Section du document:
::::::

Jean-François PAROT – L’énigme des Blancs-Manteaux
Rares sont les héros de romans policiers qui ont eu le privilège de rentrer de plain-pied dans le panthéon des incontournables du genre. Nicolas Le Floch, commissaire de police du Châtelet au service de Louis XV, est de ceux-là.
Il faut dire que chaque aventure de l’enquêteur sorti tout droit de l’imagination de Jean-François Parot réussit la gageure de captiver le lecteur tout en l’immergeant dans une époque admirablement reconstituée. Contexte historique, décors, odeurs, mœurs, langage, et même recettes de cuisine, tout est rendu avec une précision du détail et une justesse de ton qui font de chaque roman un petit opéra du crime.
Situé en 1761, « L’énigme des Blancs-Manteaux » permet de découvrir le personnage de Nicolas Le Floch, jeune Breton envoyé par son protecteur, le marquis de Ranreuil, à la conquête de Paris. Après une installation chaotique où il fait preuve d’une inexpérience et d’une naïveté typiquement provinciales, le jeune homme parvient enfin à approcher son futur maître, le lieutenant général de police Sartine. Lequel décèle aussitôt chez ce godelureau une vivacité d’esprit et des capacités de déduction propres au limier d’exception. Il lui trouve un hébergement chez un commissaire, Lardin, dont la maisonnée est loin d’offrir toutes les garanties de quiétude nécessaires à l’apprentissage du jeune inspecteur. Pour preuve, Lardin disparaît un beau soir. Des circonstances exceptionnelles poussent Sartine à confier l’affaire à l’enquêteur néophyte. Nicolas Le Floch, on s’en doute, s’acquittera de sa tâche avec une maestria qui le signalera à l’attention du monarque en personne.

::::::

Problème à résoudre: Recopiez mot pour mot le passage de la critique qui va de « Jean-François PAROT – » jusqu'à « est de ceux-là. » inclus. Appuyez-vous uniquement sur la critique ci-dessus.

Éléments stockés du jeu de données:
::::::

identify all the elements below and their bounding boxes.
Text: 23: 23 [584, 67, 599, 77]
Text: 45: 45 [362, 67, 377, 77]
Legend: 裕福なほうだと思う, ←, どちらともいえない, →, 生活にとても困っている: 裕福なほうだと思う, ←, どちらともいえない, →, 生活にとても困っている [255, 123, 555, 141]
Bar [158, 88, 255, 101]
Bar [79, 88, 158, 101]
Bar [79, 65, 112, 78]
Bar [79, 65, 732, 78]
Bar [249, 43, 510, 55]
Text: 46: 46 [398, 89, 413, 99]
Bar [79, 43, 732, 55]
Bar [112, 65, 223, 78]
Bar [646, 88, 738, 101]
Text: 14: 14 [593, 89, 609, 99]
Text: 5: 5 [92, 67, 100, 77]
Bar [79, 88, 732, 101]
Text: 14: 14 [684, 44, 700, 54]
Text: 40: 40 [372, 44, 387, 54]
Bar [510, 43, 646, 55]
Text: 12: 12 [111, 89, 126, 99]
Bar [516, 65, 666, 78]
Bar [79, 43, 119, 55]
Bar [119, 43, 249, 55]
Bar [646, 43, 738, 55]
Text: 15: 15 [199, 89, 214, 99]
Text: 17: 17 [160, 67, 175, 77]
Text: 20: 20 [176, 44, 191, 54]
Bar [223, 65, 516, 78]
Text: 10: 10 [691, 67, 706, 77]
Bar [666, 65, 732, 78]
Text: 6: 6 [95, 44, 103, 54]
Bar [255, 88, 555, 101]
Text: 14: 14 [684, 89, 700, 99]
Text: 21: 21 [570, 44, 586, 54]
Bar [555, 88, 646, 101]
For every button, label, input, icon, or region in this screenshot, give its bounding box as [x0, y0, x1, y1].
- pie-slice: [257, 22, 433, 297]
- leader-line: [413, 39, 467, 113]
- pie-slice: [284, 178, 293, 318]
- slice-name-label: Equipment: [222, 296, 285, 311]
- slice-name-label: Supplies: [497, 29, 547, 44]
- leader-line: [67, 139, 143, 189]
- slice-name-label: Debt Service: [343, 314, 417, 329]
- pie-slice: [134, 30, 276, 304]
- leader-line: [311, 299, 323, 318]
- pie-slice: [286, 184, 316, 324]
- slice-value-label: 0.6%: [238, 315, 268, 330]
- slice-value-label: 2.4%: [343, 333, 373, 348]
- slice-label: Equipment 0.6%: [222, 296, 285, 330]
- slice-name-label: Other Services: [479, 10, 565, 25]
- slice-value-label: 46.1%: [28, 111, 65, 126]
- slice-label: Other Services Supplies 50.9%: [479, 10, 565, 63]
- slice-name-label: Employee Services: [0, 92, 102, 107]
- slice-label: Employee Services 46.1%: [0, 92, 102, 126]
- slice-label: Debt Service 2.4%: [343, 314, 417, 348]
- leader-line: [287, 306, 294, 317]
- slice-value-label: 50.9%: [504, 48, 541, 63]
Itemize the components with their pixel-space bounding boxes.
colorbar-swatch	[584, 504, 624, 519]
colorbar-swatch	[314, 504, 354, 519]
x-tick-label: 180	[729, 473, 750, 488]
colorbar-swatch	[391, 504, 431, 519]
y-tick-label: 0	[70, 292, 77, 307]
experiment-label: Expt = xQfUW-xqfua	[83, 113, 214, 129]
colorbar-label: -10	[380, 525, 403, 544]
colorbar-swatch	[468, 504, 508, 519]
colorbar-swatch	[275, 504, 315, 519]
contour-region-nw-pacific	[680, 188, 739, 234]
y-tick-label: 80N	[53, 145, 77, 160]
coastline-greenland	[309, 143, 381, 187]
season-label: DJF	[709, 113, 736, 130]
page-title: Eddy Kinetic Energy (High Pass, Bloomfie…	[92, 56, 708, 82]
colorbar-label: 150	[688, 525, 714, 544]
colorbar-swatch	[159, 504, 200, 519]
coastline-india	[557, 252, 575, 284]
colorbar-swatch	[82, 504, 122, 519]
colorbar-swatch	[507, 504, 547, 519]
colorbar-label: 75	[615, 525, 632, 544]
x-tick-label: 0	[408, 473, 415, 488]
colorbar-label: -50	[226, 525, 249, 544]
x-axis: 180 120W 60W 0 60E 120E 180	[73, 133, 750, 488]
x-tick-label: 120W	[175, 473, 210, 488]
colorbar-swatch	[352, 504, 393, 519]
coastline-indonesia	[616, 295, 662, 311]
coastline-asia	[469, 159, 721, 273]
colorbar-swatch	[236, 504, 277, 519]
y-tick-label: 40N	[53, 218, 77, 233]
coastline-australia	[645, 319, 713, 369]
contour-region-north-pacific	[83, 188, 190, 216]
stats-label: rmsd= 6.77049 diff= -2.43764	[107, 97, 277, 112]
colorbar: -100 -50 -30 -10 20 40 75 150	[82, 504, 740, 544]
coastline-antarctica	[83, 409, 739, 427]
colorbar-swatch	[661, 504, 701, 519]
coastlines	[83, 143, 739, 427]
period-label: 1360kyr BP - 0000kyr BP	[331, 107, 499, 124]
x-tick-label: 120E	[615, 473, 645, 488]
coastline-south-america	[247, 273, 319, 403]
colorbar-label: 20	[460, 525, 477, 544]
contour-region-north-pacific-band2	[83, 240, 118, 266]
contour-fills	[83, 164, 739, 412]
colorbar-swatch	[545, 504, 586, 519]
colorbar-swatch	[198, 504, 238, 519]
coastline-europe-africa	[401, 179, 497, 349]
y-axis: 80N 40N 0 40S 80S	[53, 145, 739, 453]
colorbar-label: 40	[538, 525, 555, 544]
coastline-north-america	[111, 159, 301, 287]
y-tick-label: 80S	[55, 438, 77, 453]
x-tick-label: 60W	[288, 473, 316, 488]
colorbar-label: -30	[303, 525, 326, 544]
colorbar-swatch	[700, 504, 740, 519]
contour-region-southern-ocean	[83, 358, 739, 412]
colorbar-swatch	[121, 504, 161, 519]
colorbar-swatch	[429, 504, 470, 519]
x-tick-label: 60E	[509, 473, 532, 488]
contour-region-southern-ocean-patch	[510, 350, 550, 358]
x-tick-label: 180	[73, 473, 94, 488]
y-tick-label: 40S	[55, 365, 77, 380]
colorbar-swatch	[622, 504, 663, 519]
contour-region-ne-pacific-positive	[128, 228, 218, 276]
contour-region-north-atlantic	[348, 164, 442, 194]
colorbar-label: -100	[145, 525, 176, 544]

::::::

Réponse rédigée:
Jean-François PAROT – L’énigme des Blancs-Manteaux
Rares sont les héros de romans policiers qui ont eu le privilège de rentrer de plain-pied dans le panthéon des incontournables du genre. Nicolas Le Floch, commissaire de police du Châtelet au service de Louis XV, est de ceux-là.